Exercise requirements: Using the records below, locate all lines containing "心理等健康指导" and return them.

Raw records:
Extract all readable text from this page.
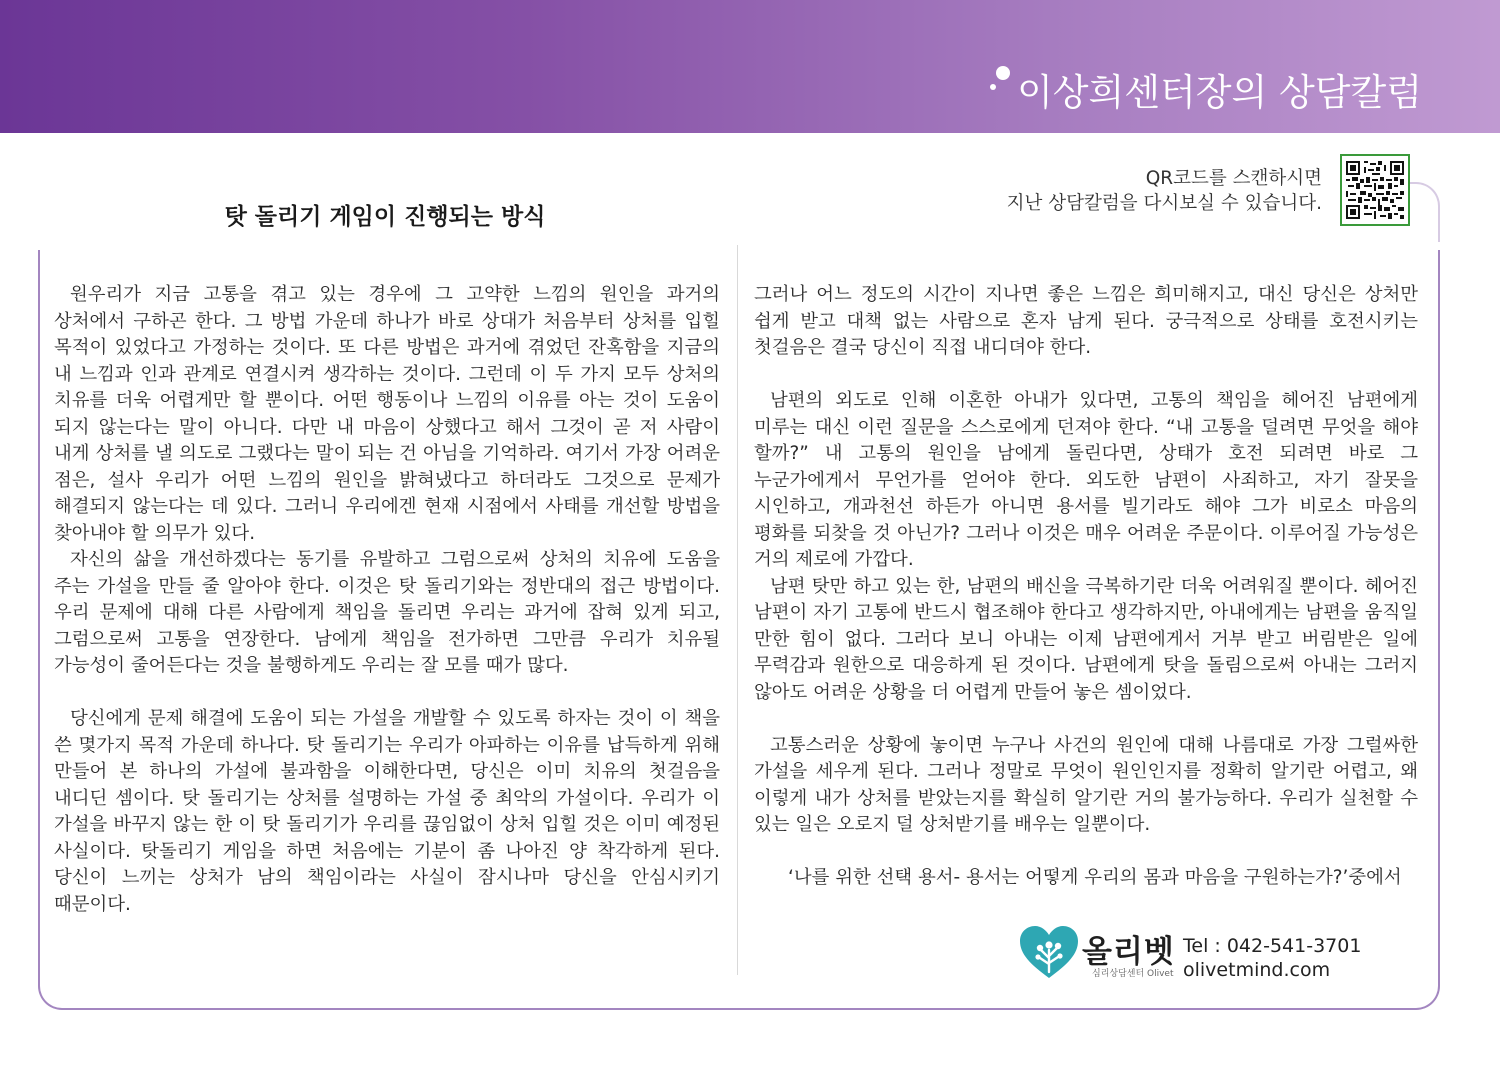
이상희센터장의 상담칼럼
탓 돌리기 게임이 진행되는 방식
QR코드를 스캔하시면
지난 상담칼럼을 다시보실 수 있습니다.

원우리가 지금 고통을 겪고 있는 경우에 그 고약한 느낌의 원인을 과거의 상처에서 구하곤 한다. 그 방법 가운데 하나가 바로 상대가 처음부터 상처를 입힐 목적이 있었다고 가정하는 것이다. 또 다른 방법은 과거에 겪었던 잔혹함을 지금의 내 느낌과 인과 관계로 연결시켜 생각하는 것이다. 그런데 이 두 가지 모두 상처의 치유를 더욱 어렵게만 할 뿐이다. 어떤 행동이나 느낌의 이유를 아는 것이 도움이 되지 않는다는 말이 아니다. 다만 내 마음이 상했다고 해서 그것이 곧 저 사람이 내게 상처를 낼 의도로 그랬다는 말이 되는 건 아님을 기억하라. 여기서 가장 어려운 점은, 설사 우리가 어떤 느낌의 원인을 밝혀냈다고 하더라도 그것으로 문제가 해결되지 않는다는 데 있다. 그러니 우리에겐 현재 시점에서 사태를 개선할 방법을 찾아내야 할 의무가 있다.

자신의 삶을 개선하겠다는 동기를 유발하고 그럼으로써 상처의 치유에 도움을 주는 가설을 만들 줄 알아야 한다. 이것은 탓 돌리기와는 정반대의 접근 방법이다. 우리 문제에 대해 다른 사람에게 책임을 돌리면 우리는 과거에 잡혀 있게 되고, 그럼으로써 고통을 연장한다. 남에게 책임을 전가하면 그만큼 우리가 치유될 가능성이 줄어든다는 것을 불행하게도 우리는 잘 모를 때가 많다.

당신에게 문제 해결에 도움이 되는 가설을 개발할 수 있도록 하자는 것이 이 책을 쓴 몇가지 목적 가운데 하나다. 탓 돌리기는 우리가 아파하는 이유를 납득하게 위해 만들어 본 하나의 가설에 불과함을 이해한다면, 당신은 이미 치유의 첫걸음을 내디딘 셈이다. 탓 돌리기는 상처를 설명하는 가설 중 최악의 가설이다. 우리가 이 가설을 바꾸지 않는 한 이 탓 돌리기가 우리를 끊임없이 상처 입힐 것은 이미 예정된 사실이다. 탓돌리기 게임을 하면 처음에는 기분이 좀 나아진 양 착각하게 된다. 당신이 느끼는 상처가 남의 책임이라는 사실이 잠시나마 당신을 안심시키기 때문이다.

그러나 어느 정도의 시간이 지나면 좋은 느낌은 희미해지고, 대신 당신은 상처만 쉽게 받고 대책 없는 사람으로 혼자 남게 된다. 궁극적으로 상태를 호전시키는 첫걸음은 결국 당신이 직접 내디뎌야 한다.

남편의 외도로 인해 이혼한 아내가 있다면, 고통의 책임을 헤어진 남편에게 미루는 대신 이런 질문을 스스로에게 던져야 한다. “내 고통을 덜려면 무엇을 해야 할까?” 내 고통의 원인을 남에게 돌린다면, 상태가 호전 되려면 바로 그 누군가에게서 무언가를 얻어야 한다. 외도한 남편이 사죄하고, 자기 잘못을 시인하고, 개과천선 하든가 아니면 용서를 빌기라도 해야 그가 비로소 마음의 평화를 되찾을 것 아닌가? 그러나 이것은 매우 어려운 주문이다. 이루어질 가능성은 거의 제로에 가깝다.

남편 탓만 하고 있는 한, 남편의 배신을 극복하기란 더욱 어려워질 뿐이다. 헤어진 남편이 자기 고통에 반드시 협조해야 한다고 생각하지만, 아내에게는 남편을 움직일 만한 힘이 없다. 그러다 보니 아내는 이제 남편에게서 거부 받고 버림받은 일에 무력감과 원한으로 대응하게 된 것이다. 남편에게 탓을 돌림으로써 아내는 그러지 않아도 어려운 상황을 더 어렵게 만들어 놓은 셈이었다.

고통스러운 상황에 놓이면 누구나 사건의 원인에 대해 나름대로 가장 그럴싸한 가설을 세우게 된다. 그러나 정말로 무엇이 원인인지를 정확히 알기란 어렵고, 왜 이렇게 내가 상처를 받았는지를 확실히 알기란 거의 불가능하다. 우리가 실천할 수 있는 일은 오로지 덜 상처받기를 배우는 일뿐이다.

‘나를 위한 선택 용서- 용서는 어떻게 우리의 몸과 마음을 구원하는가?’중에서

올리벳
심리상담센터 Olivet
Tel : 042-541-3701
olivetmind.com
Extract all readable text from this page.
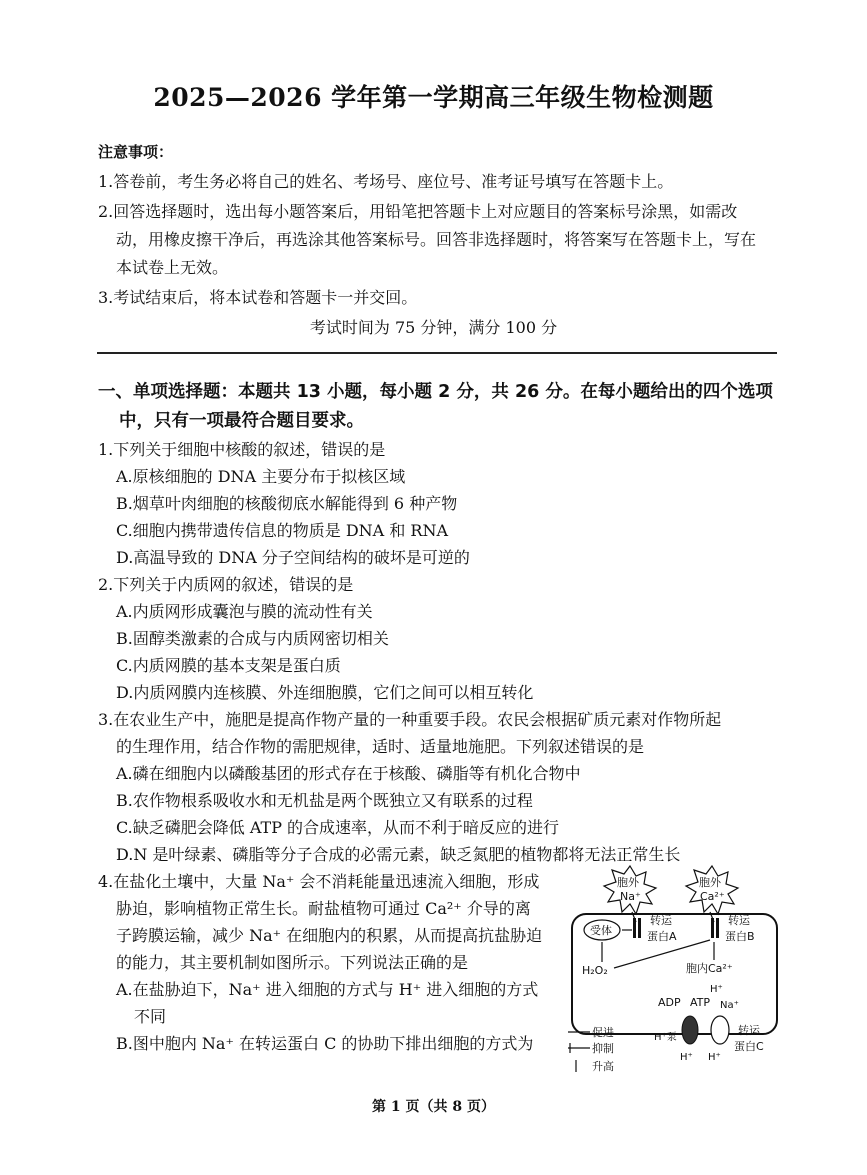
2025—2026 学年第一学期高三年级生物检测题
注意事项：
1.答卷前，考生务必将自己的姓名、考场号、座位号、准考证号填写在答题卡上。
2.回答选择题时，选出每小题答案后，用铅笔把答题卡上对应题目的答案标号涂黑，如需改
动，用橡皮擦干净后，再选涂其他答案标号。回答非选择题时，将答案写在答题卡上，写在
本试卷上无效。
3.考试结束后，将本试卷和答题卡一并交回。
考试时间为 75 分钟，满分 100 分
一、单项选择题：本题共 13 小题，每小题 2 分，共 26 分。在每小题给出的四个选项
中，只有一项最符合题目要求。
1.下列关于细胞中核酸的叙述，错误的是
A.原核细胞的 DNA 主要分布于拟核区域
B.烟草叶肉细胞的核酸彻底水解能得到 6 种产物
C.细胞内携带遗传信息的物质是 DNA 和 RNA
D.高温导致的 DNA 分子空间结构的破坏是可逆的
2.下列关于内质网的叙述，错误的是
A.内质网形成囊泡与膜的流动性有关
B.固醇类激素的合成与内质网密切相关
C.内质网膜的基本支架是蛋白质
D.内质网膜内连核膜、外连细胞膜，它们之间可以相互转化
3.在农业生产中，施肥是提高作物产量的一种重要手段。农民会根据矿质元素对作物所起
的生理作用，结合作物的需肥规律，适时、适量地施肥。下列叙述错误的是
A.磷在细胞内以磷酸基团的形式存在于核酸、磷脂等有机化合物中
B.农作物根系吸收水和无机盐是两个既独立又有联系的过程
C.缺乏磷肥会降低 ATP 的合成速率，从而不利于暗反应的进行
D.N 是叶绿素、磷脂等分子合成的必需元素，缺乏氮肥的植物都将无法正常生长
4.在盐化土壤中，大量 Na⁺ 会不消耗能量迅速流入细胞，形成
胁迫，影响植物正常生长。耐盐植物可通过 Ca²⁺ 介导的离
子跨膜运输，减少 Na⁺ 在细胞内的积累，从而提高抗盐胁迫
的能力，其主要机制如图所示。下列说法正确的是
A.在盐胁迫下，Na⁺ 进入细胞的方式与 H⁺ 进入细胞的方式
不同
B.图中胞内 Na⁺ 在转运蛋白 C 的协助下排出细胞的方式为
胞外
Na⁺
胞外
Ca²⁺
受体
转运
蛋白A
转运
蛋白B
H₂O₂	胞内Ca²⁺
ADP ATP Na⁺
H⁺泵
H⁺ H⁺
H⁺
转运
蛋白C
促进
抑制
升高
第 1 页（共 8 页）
* * *
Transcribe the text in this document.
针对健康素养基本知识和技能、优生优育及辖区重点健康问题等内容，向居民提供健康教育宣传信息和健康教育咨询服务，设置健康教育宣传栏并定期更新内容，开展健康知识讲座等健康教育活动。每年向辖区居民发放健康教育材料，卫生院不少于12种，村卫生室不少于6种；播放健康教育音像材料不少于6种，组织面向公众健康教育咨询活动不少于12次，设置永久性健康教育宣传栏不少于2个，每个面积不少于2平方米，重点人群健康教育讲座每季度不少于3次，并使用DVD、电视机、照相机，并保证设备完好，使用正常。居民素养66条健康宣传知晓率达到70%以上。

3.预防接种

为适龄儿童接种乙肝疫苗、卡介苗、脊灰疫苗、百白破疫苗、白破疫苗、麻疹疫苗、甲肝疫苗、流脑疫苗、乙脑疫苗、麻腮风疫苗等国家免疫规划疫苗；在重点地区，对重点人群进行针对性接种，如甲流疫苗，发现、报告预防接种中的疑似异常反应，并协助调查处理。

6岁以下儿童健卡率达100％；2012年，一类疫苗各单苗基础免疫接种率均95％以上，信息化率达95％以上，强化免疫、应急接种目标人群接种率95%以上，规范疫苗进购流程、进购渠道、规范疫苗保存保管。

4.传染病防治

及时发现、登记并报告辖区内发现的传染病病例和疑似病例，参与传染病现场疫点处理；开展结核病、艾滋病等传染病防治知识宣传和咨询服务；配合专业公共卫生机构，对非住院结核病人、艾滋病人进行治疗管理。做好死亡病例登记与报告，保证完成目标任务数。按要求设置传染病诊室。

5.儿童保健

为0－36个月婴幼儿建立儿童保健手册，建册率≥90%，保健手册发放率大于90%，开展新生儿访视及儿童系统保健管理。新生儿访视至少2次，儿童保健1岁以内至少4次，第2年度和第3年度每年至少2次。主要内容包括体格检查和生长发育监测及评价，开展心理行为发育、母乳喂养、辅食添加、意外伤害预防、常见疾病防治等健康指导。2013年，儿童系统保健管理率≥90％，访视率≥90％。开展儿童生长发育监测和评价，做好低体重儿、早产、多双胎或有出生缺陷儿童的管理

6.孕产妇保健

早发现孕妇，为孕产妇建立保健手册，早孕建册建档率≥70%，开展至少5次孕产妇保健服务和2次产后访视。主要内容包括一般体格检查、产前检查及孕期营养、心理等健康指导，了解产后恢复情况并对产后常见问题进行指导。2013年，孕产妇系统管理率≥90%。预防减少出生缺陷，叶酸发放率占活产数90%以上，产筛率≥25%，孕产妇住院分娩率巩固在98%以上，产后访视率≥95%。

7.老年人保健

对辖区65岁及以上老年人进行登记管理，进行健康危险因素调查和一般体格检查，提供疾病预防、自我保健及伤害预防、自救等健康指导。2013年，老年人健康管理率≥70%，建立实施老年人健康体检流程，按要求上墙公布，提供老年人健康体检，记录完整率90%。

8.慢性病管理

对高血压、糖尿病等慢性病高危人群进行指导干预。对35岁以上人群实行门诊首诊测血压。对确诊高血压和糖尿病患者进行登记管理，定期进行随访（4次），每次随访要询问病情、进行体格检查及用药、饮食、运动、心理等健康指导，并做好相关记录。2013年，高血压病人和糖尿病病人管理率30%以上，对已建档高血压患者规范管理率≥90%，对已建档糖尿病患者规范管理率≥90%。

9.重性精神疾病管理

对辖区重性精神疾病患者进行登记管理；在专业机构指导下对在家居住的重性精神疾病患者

Written solution:
早发现孕妇，为孕产妇建立保健手册，早孕建册建档率≥70%，开展至少5次孕产妇保健服务和2次产后访视。主要内容包括一般体格检查、产前检查及孕期营养、心理等健康指导，了解产后恢复情况并对产后常见问题进行指导。2013年，孕产妇系统管理率≥90%。预防减少出生缺陷，叶酸发放率占活产数90%以上，产筛率≥25%，孕产妇住院分娩率巩固在98%以上，产后访视率≥95%。
对高血压、糖尿病等慢性病高危人群进行指导干预。对35岁以上人群实行门诊首诊测血压。对确诊高血压和糖尿病患者进行登记管理，定期进行随访（4次），每次随访要询问病情、进行体格检查及用药、饮食、运动、心理等健康指导，并做好相关记录。2013年，高血压病人和糖尿病病人管理率30%以上，对已建档高血压患者规范管理率≥90%，对已建档糖尿病患者规范管理率≥90%。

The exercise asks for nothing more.